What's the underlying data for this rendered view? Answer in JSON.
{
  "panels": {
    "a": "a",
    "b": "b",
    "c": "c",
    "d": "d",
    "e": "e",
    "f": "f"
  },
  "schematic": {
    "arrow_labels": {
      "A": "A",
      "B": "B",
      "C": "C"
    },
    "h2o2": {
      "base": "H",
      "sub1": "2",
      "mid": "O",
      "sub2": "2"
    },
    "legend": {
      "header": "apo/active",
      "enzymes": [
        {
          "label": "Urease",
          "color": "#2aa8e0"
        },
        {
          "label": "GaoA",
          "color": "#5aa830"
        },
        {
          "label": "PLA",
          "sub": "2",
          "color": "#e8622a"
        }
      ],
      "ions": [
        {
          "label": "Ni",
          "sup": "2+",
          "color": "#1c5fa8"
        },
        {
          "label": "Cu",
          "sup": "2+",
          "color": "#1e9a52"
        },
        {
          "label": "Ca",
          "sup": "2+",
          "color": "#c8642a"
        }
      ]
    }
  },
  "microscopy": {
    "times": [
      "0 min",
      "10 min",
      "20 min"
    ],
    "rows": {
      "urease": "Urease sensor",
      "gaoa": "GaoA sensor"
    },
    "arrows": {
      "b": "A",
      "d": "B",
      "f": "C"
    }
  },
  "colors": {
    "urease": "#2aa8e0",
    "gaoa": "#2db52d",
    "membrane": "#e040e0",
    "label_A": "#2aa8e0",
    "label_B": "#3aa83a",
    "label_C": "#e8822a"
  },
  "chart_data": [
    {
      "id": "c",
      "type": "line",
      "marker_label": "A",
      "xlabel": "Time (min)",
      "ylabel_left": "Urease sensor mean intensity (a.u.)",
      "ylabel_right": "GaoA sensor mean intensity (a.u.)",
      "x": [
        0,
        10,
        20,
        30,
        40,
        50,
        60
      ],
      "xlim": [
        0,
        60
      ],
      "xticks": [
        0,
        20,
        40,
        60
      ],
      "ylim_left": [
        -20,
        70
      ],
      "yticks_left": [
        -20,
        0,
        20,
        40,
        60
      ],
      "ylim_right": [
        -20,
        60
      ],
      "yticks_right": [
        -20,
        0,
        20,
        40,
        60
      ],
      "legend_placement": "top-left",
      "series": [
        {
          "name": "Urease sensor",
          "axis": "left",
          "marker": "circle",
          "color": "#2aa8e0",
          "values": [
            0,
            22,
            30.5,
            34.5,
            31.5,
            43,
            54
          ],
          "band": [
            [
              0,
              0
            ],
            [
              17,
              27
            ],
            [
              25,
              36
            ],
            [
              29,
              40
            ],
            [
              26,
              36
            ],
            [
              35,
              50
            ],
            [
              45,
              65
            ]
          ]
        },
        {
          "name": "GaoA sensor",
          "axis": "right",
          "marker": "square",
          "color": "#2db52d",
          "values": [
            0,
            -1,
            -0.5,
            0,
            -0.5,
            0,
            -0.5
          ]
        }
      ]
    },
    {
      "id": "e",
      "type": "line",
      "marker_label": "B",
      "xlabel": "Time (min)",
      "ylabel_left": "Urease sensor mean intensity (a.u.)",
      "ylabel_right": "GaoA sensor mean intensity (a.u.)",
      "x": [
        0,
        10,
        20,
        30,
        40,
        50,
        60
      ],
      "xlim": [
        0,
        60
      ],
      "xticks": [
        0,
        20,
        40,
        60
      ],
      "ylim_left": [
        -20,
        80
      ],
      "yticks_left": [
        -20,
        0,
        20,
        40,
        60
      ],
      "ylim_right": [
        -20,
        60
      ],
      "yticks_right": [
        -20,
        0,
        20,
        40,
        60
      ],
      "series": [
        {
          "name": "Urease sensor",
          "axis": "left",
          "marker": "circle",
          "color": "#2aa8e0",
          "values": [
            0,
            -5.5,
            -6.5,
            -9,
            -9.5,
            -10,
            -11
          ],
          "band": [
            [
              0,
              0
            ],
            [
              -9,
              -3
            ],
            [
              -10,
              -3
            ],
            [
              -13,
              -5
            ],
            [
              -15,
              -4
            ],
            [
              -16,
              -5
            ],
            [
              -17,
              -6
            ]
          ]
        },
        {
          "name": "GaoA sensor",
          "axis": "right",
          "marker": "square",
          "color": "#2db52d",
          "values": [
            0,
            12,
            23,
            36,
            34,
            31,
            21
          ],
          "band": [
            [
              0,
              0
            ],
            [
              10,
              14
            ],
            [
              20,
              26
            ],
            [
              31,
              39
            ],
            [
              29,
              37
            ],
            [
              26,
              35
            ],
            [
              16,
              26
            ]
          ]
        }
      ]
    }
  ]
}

▶ Task brief
Reproduce the material above without altering a single character.

▶ Task solution
What's the underlying data for this rendered view? Answer in JSON.
{
  "panels": {
    "a": "a",
    "b": "b",
    "c": "c",
    "d": "d",
    "e": "e",
    "f": "f"
  },
  "schematic": {
    "arrow_labels": {
      "A": "A",
      "B": "B",
      "C": "C"
    },
    "h2o2": {
      "base": "H",
      "sub1": "2",
      "mid": "O",
      "sub2": "2"
    },
    "legend": {
      "header": "apo/active",
      "enzymes": [
        {
          "label": "Urease",
          "color": "#2aa8e0"
        },
        {
          "label": "GaoA",
          "color": "#5aa830"
        },
        {
          "label": "PLA",
          "sub": "2",
          "color": "#e8622a"
        }
      ],
      "ions": [
        {
          "label": "Ni",
          "sup": "2+",
          "color": "#1c5fa8"
        },
        {
          "label": "Cu",
          "sup": "2+",
          "color": "#1e9a52"
        },
        {
          "label": "Ca",
          "sup": "2+",
          "color": "#c8642a"
        }
      ]
    }
  },
  "microscopy": {
    "times": [
      "0 min",
      "10 min",
      "20 min"
    ],
    "rows": {
      "urease": "Urease sensor",
      "gaoa": "GaoA sensor"
    },
    "arrows": {
      "b": "A",
      "d": "B",
      "f": "C"
    }
  },
  "colors": {
    "urease": "#2aa8e0",
    "gaoa": "#2db52d",
    "membrane": "#e040e0",
    "label_A": "#2aa8e0",
    "label_B": "#3aa83a",
    "label_C": "#e8822a"
  },
  "chart_data": [
    {
      "id": "c",
      "type": "line",
      "marker_label": "A",
      "xlabel": "Time (min)",
      "ylabel_left": "Urease sensor mean intensity (a.u.)",
      "ylabel_right": "GaoA sensor mean intensity (a.u.)",
      "x": [
        0,
        10,
        20,
        30,
        40,
        50,
        60
      ],
      "xlim": [
        0,
        60
      ],
      "xticks": [
        0,
        20,
        40,
        60
      ],
      "ylim_left": [
        -20,
        70
      ],
      "yticks_left": [
        -20,
        0,
        20,
        40,
        60
      ],
      "ylim_right": [
        -20,
        60
      ],
      "yticks_right": [
        -20,
        0,
        20,
        40,
        60
      ],
      "legend_placement": "top-left",
      "series": [
        {
          "name": "Urease sensor",
          "axis": "left",
          "marker": "circle",
          "color": "#2aa8e0",
          "values": [
            0,
            22,
            30.5,
            34.5,
            31.5,
            43,
            54
          ],
          "band": [
            [
              0,
              0
            ],
            [
              17,
              27
            ],
            [
              25,
              36
            ],
            [
              29,
              40
            ],
            [
              26,
              36
            ],
            [
              35,
              50
            ],
            [
              45,
              65
            ]
          ]
        },
        {
          "name": "GaoA sensor",
          "axis": "right",
          "marker": "square",
          "color": "#2db52d",
          "values": [
            0,
            -1,
            -0.5,
            0,
            -0.5,
            0,
            -0.5
          ]
        }
      ]
    },
    {
      "id": "e",
      "type": "line",
      "marker_label": "B",
      "xlabel": "Time (min)",
      "ylabel_left": "Urease sensor mean intensity (a.u.)",
      "ylabel_right": "GaoA sensor mean intensity (a.u.)",
      "x": [
        0,
        10,
        20,
        30,
        40,
        50,
        60
      ],
      "xlim": [
        0,
        60
      ],
      "xticks": [
        0,
        20,
        40,
        60
      ],
      "ylim_left": [
        -20,
        80
      ],
      "yticks_left": [
        -20,
        0,
        20,
        40,
        60
      ],
      "ylim_right": [
        -20,
        60
      ],
      "yticks_right": [
        -20,
        0,
        20,
        40,
        60
      ],
      "series": [
        {
          "name": "Urease sensor",
          "axis": "left",
          "marker": "circle",
          "color": "#2aa8e0",
          "values": [
            0,
            -5.5,
            -6.5,
            -9,
            -9.5,
            -10,
            -11
          ],
          "band": [
            [
              0,
              0
            ],
            [
              -9,
              -3
            ],
            [
              -10,
              -3
            ],
            [
              -13,
              -5
            ],
            [
              -15,
              -4
            ],
            [
              -16,
              -5
            ],
            [
              -17,
              -6
            ]
          ]
        },
        {
          "name": "GaoA sensor",
          "axis": "right",
          "marker": "square",
          "color": "#2db52d",
          "values": [
            0,
            12,
            23,
            36,
            34,
            31,
            21
          ],
          "band": [
            [
              0,
              0
            ],
            [
              10,
              14
            ],
            [
              20,
              26
            ],
            [
              31,
              39
            ],
            [
              29,
              37
            ],
            [
              26,
              35
            ],
            [
              16,
              26
            ]
          ]
        }
      ]
    }
  ]
}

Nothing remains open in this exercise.